[WRITTEN TASK] Quote, without change, all of the lines that follow.

[RECORDS]
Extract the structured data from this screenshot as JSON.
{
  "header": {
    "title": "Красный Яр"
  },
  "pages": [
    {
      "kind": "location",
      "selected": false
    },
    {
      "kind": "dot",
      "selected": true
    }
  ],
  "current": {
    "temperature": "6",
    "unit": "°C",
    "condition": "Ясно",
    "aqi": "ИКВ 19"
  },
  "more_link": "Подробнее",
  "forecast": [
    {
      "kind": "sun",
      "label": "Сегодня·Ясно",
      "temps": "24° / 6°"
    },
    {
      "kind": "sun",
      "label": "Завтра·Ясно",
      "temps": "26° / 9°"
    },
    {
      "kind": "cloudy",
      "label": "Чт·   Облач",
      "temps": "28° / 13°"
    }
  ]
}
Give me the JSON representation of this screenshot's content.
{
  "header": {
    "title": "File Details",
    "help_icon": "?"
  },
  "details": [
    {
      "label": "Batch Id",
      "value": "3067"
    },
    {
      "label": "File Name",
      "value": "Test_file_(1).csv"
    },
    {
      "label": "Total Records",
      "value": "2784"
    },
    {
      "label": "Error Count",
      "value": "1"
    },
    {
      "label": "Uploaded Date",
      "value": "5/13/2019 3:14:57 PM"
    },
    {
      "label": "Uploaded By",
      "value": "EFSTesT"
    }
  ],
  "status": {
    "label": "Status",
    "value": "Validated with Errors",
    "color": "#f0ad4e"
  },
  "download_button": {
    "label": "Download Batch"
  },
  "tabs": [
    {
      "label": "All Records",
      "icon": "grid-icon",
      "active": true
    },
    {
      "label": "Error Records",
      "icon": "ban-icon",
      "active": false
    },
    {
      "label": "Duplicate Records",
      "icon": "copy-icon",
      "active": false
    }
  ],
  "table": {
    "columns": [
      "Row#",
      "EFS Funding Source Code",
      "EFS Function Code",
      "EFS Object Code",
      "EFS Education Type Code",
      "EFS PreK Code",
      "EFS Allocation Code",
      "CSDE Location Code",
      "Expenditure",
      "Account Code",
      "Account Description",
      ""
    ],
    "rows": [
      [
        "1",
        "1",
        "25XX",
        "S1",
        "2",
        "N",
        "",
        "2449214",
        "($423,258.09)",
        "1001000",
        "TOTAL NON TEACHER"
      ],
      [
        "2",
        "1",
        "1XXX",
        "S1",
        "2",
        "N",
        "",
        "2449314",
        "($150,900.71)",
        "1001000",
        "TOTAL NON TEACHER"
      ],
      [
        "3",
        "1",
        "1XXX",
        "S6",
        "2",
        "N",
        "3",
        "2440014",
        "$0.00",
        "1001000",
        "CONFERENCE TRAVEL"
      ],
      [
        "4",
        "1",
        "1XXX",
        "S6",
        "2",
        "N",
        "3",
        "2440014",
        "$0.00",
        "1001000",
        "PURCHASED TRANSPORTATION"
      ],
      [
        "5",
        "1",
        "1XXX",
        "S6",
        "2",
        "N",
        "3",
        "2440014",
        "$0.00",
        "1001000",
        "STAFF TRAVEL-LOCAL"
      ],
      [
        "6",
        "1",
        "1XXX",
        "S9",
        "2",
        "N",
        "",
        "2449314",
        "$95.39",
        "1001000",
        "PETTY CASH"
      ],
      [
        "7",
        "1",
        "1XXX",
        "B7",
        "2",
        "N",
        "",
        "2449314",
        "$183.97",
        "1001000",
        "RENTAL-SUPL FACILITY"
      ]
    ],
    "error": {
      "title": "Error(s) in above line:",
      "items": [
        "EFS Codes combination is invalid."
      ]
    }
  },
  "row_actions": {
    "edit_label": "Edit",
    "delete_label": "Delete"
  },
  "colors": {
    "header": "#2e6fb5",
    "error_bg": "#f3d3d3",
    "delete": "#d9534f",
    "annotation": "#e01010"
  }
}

[RESULT OF THE TASK]
Extract the structured data from this screenshot as JSON.
{
  "header": {
    "title": "Красный Яр"
  },
  "pages": [
    {
      "kind": "location",
      "selected": false
    },
    {
      "kind": "dot",
      "selected": true
    }
  ],
  "current": {
    "temperature": "6",
    "unit": "°C",
    "condition": "Ясно",
    "aqi": "ИКВ 19"
  },
  "more_link": "Подробнее",
  "forecast": [
    {
      "kind": "sun",
      "label": "Сегодня·Ясно",
      "temps": "24° / 6°"
    },
    {
      "kind": "sun",
      "label": "Завтра·Ясно",
      "temps": "26° / 9°"
    },
    {
      "kind": "cloudy",
      "label": "Чт·   Облач",
      "temps": "28° / 13°"
    }
  ]
}
Give me the JSON representation of this screenshot's content.
{
  "header": {
    "title": "File Details",
    "help_icon": "?"
  },
  "details": [
    {
      "label": "Batch Id",
      "value": "3067"
    },
    {
      "label": "File Name",
      "value": "Test_file_(1).csv"
    },
    {
      "label": "Total Records",
      "value": "2784"
    },
    {
      "label": "Error Count",
      "value": "1"
    },
    {
      "label": "Uploaded Date",
      "value": "5/13/2019 3:14:57 PM"
    },
    {
      "label": "Uploaded By",
      "value": "EFSTesT"
    }
  ],
  "status": {
    "label": "Status",
    "value": "Validated with Errors",
    "color": "#f0ad4e"
  },
  "download_button": {
    "label": "Download Batch"
  },
  "tabs": [
    {
      "label": "All Records",
      "icon": "grid-icon",
      "active": true
    },
    {
      "label": "Error Records",
      "icon": "ban-icon",
      "active": false
    },
    {
      "label": "Duplicate Records",
      "icon": "copy-icon",
      "active": false
    }
  ],
  "table": {
    "columns": [
      "Row#",
      "EFS Funding Source Code",
      "EFS Function Code",
      "EFS Object Code",
      "EFS Education Type Code",
      "EFS PreK Code",
      "EFS Allocation Code",
      "CSDE Location Code",
      "Expenditure",
      "Account Code",
      "Account Description",
      ""
    ],
    "rows": [
      [
        "1",
        "1",
        "25XX",
        "S1",
        "2",
        "N",
        "",
        "2449214",
        "($423,258.09)",
        "1001000",
        "TOTAL NON TEACHER"
      ],
      [
        "2",
        "1",
        "1XXX",
        "S1",
        "2",
        "N",
        "",
        "2449314",
        "($150,900.71)",
        "1001000",
        "TOTAL NON TEACHER"
      ],
      [
        "3",
        "1",
        "1XXX",
        "S6",
        "2",
        "N",
        "3",
        "2440014",
        "$0.00",
        "1001000",
        "CONFERENCE TRAVEL"
      ],
      [
        "4",
        "1",
        "1XXX",
        "S6",
        "2",
        "N",
        "3",
        "2440014",
        "$0.00",
        "1001000",
        "PURCHASED TRANSPORTATION"
      ],
      [
        "5",
        "1",
        "1XXX",
        "S6",
        "2",
        "N",
        "3",
        "2440014",
        "$0.00",
        "1001000",
        "STAFF TRAVEL-LOCAL"
      ],
      [
        "6",
        "1",
        "1XXX",
        "S9",
        "2",
        "N",
        "",
        "2449314",
        "$95.39",
        "1001000",
        "PETTY CASH"
      ],
      [
        "7",
        "1",
        "1XXX",
        "B7",
        "2",
        "N",
        "",
        "2449314",
        "$183.97",
        "1001000",
        "RENTAL-SUPL FACILITY"
      ]
    ],
    "error": {
      "title": "Error(s) in above line:",
      "items": [
        "EFS Codes combination is invalid."
      ]
    }
  },
  "row_actions": {
    "edit_label": "Edit",
    "delete_label": "Delete"
  },
  "colors": {
    "header": "#2e6fb5",
    "error_bg": "#f3d3d3",
    "delete": "#d9534f",
    "annotation": "#e01010"
  }
}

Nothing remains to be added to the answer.